(Rows from a figure dataset)
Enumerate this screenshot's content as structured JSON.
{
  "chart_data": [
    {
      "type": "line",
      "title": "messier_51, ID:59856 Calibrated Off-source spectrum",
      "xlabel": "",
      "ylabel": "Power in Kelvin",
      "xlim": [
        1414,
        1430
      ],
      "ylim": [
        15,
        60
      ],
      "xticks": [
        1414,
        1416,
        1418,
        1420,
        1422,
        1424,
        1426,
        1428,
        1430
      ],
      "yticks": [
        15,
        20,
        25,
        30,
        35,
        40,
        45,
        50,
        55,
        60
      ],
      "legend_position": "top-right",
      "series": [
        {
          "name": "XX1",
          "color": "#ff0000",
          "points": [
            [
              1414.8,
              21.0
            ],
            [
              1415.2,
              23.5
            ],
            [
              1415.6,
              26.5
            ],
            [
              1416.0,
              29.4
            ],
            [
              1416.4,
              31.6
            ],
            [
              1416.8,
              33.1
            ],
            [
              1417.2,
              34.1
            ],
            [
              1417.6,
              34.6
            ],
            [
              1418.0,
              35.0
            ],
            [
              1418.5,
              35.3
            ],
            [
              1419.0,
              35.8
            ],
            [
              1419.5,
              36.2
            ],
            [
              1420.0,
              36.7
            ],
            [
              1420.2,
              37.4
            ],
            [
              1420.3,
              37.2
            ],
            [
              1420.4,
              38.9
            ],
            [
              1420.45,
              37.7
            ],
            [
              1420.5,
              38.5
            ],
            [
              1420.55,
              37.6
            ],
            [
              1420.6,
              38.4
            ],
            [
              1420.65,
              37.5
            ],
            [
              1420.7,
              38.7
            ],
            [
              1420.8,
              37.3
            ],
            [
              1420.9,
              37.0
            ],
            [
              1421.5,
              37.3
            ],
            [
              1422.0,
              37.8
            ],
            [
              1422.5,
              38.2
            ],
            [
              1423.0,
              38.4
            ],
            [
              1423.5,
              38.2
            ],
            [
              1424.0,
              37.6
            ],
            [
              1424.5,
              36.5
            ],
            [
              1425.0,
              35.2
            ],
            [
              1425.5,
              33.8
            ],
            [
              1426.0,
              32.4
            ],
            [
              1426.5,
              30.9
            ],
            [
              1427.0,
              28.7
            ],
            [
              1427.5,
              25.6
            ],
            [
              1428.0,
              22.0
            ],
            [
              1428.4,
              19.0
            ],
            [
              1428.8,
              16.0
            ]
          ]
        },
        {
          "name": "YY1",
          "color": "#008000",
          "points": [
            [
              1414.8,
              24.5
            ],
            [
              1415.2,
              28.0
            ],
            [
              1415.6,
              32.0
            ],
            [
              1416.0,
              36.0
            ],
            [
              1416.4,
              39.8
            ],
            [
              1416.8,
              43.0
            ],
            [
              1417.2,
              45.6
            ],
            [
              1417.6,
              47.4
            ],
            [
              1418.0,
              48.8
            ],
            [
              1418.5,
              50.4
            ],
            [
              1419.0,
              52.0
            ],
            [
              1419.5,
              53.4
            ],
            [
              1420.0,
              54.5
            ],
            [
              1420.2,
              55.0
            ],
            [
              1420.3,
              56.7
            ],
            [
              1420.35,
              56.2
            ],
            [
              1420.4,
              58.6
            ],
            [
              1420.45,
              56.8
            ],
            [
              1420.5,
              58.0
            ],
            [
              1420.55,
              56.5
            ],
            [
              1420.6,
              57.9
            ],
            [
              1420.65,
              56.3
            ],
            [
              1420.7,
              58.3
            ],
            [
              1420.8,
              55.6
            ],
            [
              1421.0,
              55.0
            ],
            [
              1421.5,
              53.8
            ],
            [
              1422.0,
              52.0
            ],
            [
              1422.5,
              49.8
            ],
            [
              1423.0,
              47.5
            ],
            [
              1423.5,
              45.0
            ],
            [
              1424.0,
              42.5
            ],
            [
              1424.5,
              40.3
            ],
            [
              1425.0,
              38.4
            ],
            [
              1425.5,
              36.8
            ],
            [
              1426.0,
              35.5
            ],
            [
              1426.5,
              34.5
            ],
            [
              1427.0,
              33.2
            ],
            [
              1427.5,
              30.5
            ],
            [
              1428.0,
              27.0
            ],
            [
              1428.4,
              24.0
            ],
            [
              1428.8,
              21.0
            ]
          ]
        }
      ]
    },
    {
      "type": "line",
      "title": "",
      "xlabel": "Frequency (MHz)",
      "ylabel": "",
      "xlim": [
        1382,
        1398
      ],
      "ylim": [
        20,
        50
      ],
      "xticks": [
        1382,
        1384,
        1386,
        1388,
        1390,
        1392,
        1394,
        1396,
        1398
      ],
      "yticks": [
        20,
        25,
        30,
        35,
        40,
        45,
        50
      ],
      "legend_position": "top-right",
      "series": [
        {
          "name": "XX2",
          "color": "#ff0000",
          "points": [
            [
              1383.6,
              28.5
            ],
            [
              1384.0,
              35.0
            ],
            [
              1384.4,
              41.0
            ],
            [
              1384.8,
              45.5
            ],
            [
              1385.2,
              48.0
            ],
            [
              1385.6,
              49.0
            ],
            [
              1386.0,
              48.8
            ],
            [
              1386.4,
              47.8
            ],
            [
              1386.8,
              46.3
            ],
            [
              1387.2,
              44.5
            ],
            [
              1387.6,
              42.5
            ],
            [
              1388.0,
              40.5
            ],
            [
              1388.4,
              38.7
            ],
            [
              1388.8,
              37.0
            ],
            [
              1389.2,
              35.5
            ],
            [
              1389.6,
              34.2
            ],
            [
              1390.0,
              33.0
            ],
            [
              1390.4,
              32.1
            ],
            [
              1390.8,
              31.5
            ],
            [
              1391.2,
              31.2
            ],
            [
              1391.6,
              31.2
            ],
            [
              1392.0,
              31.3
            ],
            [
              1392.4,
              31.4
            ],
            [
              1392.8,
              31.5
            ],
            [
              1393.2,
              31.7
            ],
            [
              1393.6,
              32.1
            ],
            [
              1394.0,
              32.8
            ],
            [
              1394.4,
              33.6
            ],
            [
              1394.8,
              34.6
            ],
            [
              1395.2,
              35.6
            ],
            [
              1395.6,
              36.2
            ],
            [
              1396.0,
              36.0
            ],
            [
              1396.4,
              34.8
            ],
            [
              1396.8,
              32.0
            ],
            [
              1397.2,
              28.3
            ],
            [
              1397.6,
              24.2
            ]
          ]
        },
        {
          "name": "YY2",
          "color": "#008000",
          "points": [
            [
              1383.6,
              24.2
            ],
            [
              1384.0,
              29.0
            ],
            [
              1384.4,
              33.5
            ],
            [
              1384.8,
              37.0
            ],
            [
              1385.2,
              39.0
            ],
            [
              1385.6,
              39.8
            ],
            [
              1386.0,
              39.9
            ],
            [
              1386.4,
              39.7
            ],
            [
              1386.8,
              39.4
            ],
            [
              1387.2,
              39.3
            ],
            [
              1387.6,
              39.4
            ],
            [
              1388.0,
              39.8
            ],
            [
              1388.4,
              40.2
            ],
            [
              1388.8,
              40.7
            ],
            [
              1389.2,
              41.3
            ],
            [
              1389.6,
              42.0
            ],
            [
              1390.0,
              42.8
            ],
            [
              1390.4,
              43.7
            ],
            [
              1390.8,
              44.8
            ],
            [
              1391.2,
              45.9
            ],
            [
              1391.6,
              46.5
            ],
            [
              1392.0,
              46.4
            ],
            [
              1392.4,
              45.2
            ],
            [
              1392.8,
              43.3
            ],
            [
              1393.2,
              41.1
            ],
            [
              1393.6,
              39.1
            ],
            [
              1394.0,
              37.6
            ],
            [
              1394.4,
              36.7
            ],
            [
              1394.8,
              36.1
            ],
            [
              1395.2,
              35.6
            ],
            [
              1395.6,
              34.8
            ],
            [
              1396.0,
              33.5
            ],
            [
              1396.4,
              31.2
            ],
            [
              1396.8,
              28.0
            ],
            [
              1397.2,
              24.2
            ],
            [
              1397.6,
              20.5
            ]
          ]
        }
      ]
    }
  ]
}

- **What to do**:
Look through the records and gather every line containing "title".

- **Written reply**:
      "title": "messier_51, ID:59856 Calibrated Off-source spectrum",
      "title": "",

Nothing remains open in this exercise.